Selected passage -
# # # # #

Orderbooks will let these market makers move their prices around and not be limited by a fixed pricing function
Are there plans to offer perps on AEVO?
Yes, they will launch perps, but not on day 1
Since they wrote the infrastructure from scratch, they knew they were going to do this day 1
Once that is launched, you can delta hedge the options etc.
What is the thought process around getting the DOV's flows land on AEVO?
According to them, this is probably the most interesting thing that they're working on
It's sort of like if you combined Deribit with a DeFi protocol
They are the first to try to build something like this
The reason why they are building it, and why they think it is important, is because it makes life a lot easier and better for market makers
Right now when market makers come to Ribbon to buy options, e.g. they buy 20k ETH calls, these calls are represented as oTokens that sits in their wallet.
These tokens are non-fungible and just sit in the wallet and do nothing
If the market goes up, there's no secondary market to sell them in
But, if DOV and exchange are combined, the market makers that bought them can sell them on the exchange, use it as margin etc.
This unlocks more capital efficiency for market makers, they can use them with other things
Conversely, for users, if right now you use a Ribbon vault you have to sit in the vault all week
You cannot exit if the market turns, but by combining the two (the DOV's and the exchange), you can create a better experience, even on the DOV side.
One important point is that, if you want to create more complex things:
A lot of them require a liquidation system and a secondary market for tokens
If you want to build complex products, they need to plug into an exchange
They decided that they want to build this exchange themselves.
How many market makers does AEVO have?
Currently they have 4.
There are some TradFi market makers interested, those who have been setting up crypto desks recently.
Walk us through an example of what a trade would look like
AEVO will have an off-chain orderbook and off-chain risk system
You can put collateral on the exchange and before you click buy, the off-chain system checks orderbooks, and the risk system checks if the user has enough margin
Once these checks are passed, you can buy
If you market buy, there's an instant match with the sellers
Once trade is matched, it's posted on the rollup
The options contracts live on the rollup
A chunk of all data goes to mainnet.
The experience will be similar to interacting with a CEX, but at the end of the day, it would settle on chain
Similar to a dYdX type of experience
How would you achieve CeFi tight spreads?
At the start working with a few market makers, agreement that spreads are as tight as they would be on CEX's
If enough users and retail flows into the exchange, market makers will compete, and this is where spreads will get tighter
They are trying to first solve supply side, and then demand side.
What is the criteria for listing an asset and for listing an option of the asset
For now, the team is deciding on what assets are listed
At launch there will only be ETH options, with BTC available shortly after
After a few months, smaller tokens will be available
Listing new markets will initially be a centralized process
It doesn't make sense for the tokenholder to decide which markets get listed.
Why are they going for their own rollup
There are a few choices when it comes to building the tech stack:
Could be a fast L1, such as Solana or Avalanche, or other rollups
Their through process is that, since currently they are based on Ethereum, and since most of their users are on Ethereum, they decided to go for rollups.

# # # # #

Information provided -
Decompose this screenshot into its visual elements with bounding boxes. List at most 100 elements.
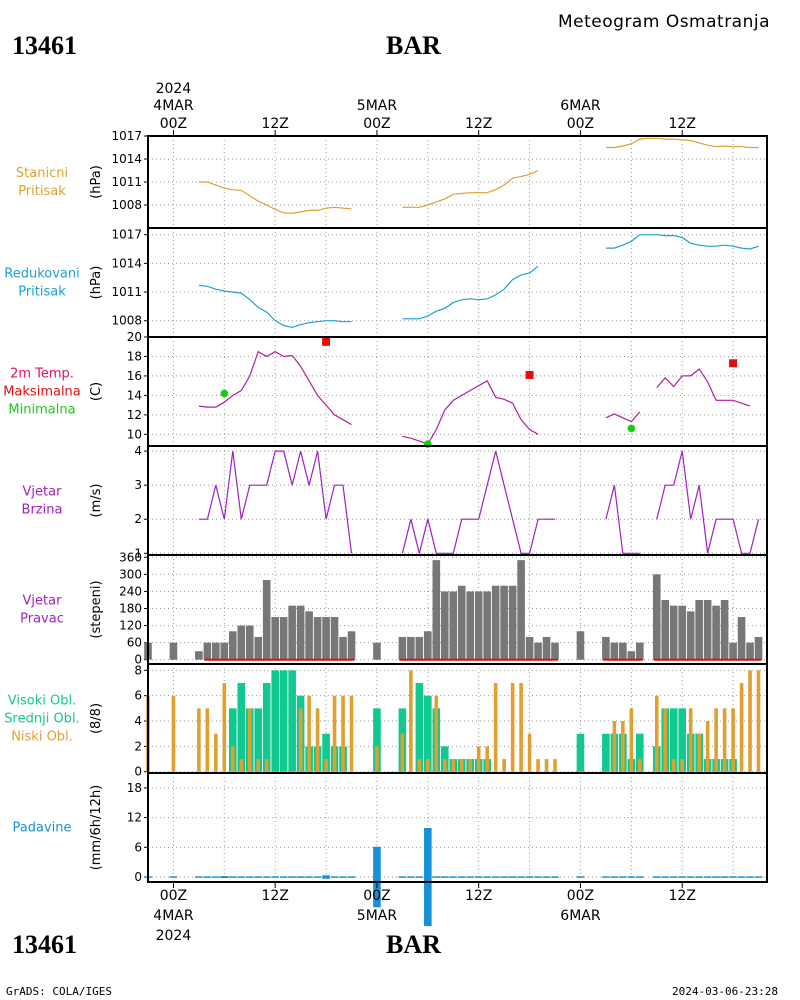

# # # # #

Aim -
Reproduce the AEVO notes word for word, starting at "This unlocks more" and going up to and including "crypto desks recently.". The material has no connection to the AEVO notes.

Answer to this exercise -
This unlocks more capital efficiency for market makers, they can use them with other things
Conversely, for users, if right now you use a Ribbon vault you have to sit in the vault all week
You cannot exit if the market turns, but by combining the two (the DOV's and the exchange), you can create a better experience, even on the DOV side.
One important point is that, if you want to create more complex things:
A lot of them require a liquidation system and a secondary market for tokens
If you want to build complex products, they need to plug into an exchange
They decided that they want to build this exchange themselves.
How many market makers does AEVO have?
Currently they have 4.
There are some TradFi market makers interested, those who have been setting up crypto desks recently.